REQUIRED TASK
Collect every line below that contains the word "your".

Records
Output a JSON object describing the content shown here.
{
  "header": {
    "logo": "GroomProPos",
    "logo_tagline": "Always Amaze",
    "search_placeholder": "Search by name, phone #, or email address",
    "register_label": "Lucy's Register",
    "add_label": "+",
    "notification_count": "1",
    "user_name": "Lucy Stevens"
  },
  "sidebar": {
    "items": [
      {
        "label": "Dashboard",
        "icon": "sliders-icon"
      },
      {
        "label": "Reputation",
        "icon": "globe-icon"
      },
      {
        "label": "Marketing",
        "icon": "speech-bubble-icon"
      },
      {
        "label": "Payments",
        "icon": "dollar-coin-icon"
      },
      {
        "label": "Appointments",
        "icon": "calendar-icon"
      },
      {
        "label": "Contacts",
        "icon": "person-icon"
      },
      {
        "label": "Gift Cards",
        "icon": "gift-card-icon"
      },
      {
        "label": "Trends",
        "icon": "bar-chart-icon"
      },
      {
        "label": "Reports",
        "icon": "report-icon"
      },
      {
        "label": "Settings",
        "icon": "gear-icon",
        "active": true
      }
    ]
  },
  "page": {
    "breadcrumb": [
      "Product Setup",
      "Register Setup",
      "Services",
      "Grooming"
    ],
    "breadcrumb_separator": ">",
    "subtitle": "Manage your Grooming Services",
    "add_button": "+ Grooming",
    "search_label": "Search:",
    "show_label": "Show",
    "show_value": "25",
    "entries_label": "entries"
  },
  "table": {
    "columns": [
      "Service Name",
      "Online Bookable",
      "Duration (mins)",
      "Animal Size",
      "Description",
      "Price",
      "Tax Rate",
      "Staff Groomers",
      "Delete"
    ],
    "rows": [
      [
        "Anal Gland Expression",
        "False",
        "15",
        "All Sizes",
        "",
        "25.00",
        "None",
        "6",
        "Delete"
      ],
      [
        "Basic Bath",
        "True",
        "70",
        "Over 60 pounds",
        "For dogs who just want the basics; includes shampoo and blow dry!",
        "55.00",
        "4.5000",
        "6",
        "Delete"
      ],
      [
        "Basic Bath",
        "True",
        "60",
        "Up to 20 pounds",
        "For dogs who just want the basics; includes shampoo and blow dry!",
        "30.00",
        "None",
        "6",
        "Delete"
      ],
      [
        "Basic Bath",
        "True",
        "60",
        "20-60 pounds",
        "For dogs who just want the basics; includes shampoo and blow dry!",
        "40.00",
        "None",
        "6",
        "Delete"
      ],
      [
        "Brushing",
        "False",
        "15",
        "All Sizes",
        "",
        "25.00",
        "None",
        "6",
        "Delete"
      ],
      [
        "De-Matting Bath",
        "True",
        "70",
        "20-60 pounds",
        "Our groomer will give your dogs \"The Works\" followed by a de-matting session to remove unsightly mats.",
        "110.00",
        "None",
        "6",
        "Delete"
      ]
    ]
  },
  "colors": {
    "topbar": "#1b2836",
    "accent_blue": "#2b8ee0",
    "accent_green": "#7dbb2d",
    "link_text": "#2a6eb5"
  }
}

FULL OUTPUT
    "subtitle": "Manage your Grooming Services",
        "Our groomer will give your dogs \"The Works\" followed by a de-matting session to remove unsightly mats.",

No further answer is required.